* **Work to do**
Retype the whole listing below, character for character.

--- START Data shown ---

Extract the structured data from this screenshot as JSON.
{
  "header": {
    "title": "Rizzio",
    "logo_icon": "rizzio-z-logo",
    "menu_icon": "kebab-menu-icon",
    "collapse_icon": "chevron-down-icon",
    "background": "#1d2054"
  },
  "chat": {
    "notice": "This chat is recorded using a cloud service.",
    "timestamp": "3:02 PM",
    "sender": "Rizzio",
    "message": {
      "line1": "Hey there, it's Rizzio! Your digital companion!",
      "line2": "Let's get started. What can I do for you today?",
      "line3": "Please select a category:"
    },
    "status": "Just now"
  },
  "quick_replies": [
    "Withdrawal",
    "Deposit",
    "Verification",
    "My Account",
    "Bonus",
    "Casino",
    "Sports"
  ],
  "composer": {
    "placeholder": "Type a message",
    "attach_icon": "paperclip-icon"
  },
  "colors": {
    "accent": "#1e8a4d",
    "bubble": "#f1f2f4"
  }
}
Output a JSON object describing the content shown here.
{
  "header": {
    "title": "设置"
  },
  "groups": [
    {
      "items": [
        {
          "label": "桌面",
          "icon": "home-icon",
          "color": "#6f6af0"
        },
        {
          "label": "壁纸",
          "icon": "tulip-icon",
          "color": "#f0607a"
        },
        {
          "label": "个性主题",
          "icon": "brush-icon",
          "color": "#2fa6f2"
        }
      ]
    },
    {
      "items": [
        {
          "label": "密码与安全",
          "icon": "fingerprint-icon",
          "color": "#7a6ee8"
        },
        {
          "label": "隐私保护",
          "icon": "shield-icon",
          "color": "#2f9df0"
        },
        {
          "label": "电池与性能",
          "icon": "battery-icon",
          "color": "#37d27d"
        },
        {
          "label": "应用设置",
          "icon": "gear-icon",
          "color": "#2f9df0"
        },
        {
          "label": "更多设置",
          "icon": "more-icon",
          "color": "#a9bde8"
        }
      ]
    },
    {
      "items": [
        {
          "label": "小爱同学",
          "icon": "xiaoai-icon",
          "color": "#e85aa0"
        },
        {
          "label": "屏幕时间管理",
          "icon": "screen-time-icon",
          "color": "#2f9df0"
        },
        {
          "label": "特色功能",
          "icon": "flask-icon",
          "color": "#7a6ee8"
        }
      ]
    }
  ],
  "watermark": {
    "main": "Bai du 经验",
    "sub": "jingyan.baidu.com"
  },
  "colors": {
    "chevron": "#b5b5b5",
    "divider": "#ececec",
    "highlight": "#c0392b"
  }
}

--- END Data shown ---

* **Solved exercise**
Extract the structured data from this screenshot as JSON.
{
  "header": {
    "title": "Rizzio",
    "logo_icon": "rizzio-z-logo",
    "menu_icon": "kebab-menu-icon",
    "collapse_icon": "chevron-down-icon",
    "background": "#1d2054"
  },
  "chat": {
    "notice": "This chat is recorded using a cloud service.",
    "timestamp": "3:02 PM",
    "sender": "Rizzio",
    "message": {
      "line1": "Hey there, it's Rizzio! Your digital companion!",
      "line2": "Let's get started. What can I do for you today?",
      "line3": "Please select a category:"
    },
    "status": "Just now"
  },
  "quick_replies": [
    "Withdrawal",
    "Deposit",
    "Verification",
    "My Account",
    "Bonus",
    "Casino",
    "Sports"
  ],
  "composer": {
    "placeholder": "Type a message",
    "attach_icon": "paperclip-icon"
  },
  "colors": {
    "accent": "#1e8a4d",
    "bubble": "#f1f2f4"
  }
}
Output a JSON object describing the content shown here.
{
  "header": {
    "title": "设置"
  },
  "groups": [
    {
      "items": [
        {
          "label": "桌面",
          "icon": "home-icon",
          "color": "#6f6af0"
        },
        {
          "label": "壁纸",
          "icon": "tulip-icon",
          "color": "#f0607a"
        },
        {
          "label": "个性主题",
          "icon": "brush-icon",
          "color": "#2fa6f2"
        }
      ]
    },
    {
      "items": [
        {
          "label": "密码与安全",
          "icon": "fingerprint-icon",
          "color": "#7a6ee8"
        },
        {
          "label": "隐私保护",
          "icon": "shield-icon",
          "color": "#2f9df0"
        },
        {
          "label": "电池与性能",
          "icon": "battery-icon",
          "color": "#37d27d"
        },
        {
          "label": "应用设置",
          "icon": "gear-icon",
          "color": "#2f9df0"
        },
        {
          "label": "更多设置",
          "icon": "more-icon",
          "color": "#a9bde8"
        }
      ]
    },
    {
      "items": [
        {
          "label": "小爱同学",
          "icon": "xiaoai-icon",
          "color": "#e85aa0"
        },
        {
          "label": "屏幕时间管理",
          "icon": "screen-time-icon",
          "color": "#2f9df0"
        },
        {
          "label": "特色功能",
          "icon": "flask-icon",
          "color": "#7a6ee8"
        }
      ]
    }
  ],
  "watermark": {
    "main": "Bai du 经验",
    "sub": "jingyan.baidu.com"
  },
  "colors": {
    "chevron": "#b5b5b5",
    "divider": "#ececec",
    "highlight": "#c0392b"
  }
}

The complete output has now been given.